(DIRECTION):
Copy out, from the entries below, each line holding the string "como".

━━━

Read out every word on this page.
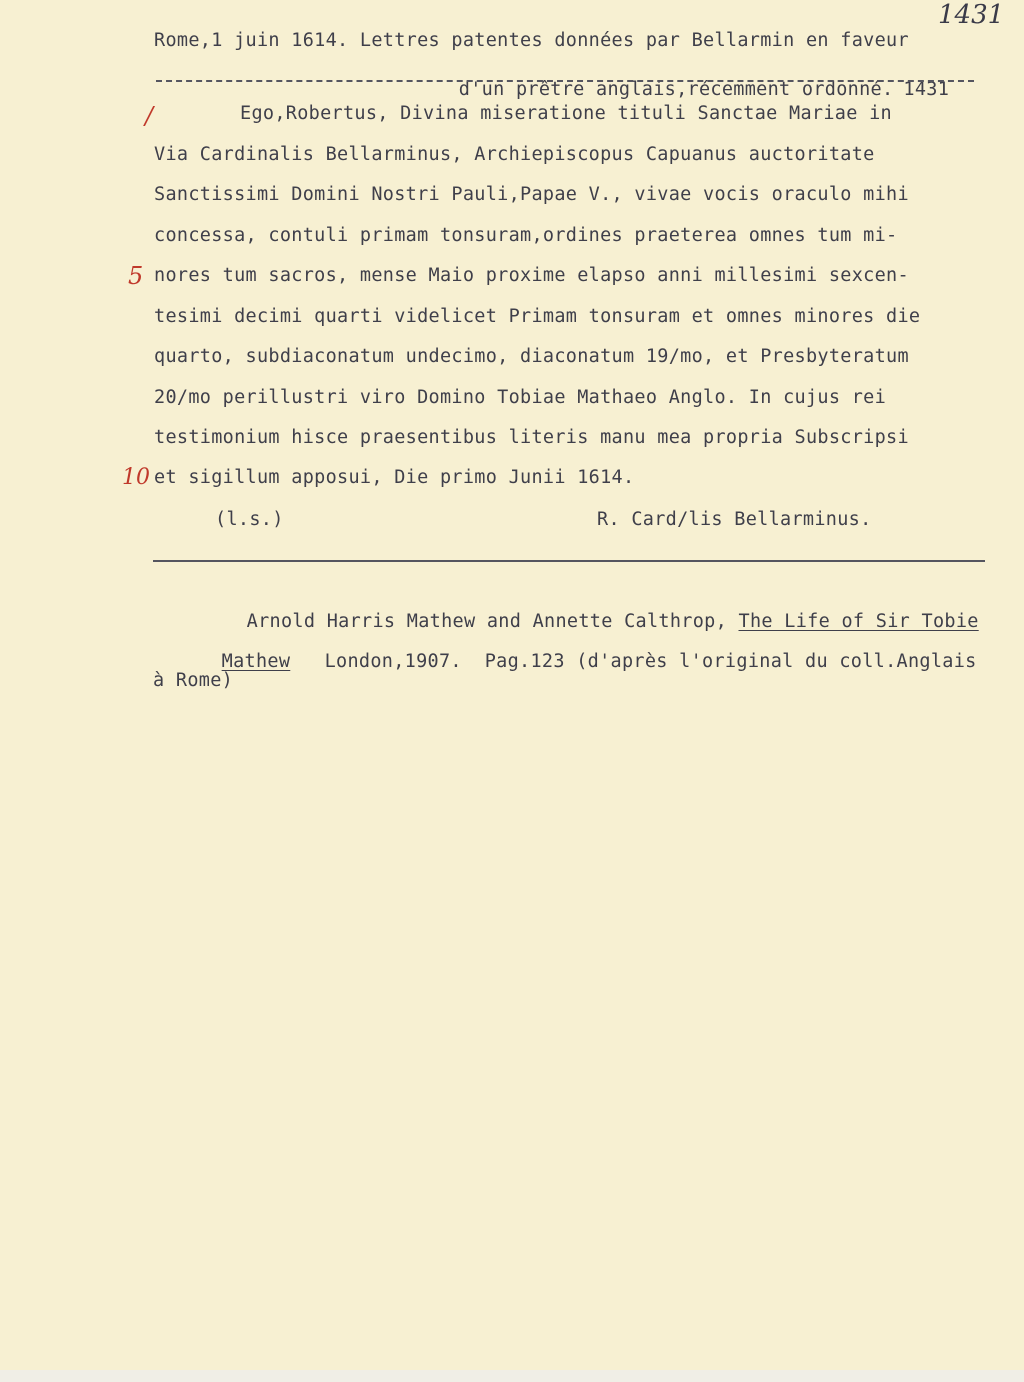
1431
Rome,1 juin 1614. Lettres patentes données par Bellarmin en faveur

d'un prêtre anglais,récemment ordonné. 1431

/
5
10
Ego,Robertus, Divina miseratione tituli Sanctae Mariae in
Via Cardinalis Bellarminus, Archiepiscopus Capuanus auctoritate
Sanctissimi Domini Nostri Pauli,Papae V., vivae vocis oraculo mihi
concessa, contuli primam tonsuram,ordines praeterea omnes tum mi-
nores tum sacros, mense Maio proxime elapso anni millesimi sexcen-
tesimi decimi quarti videlicet Primam tonsuram et omnes minores die
quarto, subdiaconatum undecimo, diaconatum 19/mo, et Presbyteratum
20/mo perillustri viro Domino Tobiae Mathaeo Anglo. In cujus rei
testimonium hisce praesentibus literis manu mea propria Subscripsi
et sigillum apposui, Die primo Junii 1614.
(l.s.)	R. Card/lis Bellarminus.

Arnold Harris Mathew and Annette Calthrop, The Life of Sir Tobie

Mathew London,1907.  Pag.123 (d'après l'original du coll.Anglais

à Rome)
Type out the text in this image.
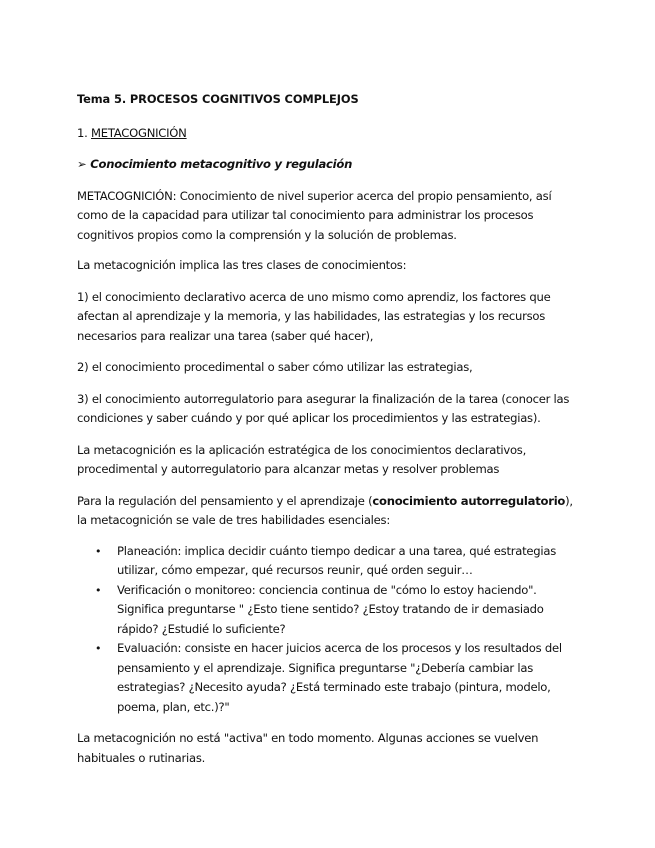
Tema 5. PROCESOS COGNITIVOS COMPLEJOS

1. METACOGNICIÓN

➢ Conocimiento metacognitivo y regulación

METACOGNICIÓN: Conocimiento de nivel superior acerca del propio pensamiento, así como de la capacidad para utilizar tal conocimiento para administrar los procesos cognitivos propios como la comprensión y la solución de problemas.

La metacognición implica las tres clases de conocimientos:

1) el conocimiento declarativo acerca de uno mismo como aprendiz, los factores que afectan al aprendizaje y la memoria, y las habilidades, las estrategias y los recursos necesarios para realizar una tarea (saber qué hacer),

2) el conocimiento procedimental o saber cómo utilizar las estrategias,

3) el conocimiento autorregulatorio para asegurar la finalización de la tarea (conocer las condiciones y saber cuándo y por qué aplicar los procedimientos y las estrategias).

La metacognición es la aplicación estratégica de los conocimientos declarativos, procedimental y autorregulatorio para alcanzar metas y resolver problemas

Para la regulación del pensamiento y el aprendizaje (conocimiento autorregulatorio), la metacognición se vale de tres habilidades esenciales:

• Planeación: implica decidir cuánto tiempo dedicar a una tarea, qué estrategias utilizar, cómo empezar, qué recursos reunir, qué orden seguir…
• Verificación o monitoreo: conciencia continua de "cómo lo estoy haciendo". Significa preguntarse " ¿Esto tiene sentido? ¿Estoy tratando de ir demasiado rápido? ¿Estudié lo suficiente?
• Evaluación: consiste en hacer juicios acerca de los procesos y los resultados del pensamiento y el aprendizaje. Significa preguntarse "¿Debería cambiar las estrategias? ¿Necesito ayuda? ¿Está terminado este trabajo (pintura, modelo, poema, plan, etc.)?"

La metacognición no está "activa" en todo momento. Algunas acciones se vuelven habituales o rutinarias.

━━━

(SOLUTION FOR THIS PROBLEM):
METACOGNICIÓN: Conocimiento de nivel superior acerca del propio pensamiento, así como de la capacidad para utilizar tal conocimiento para administrar los procesos cognitivos propios como la comprensión y la solución de problemas.
1) el conocimiento declarativo acerca de uno mismo como aprendiz, los factores que afectan al aprendizaje y la memoria, y las habilidades, las estrategias y los recursos necesarios para realizar una tarea (saber qué hacer),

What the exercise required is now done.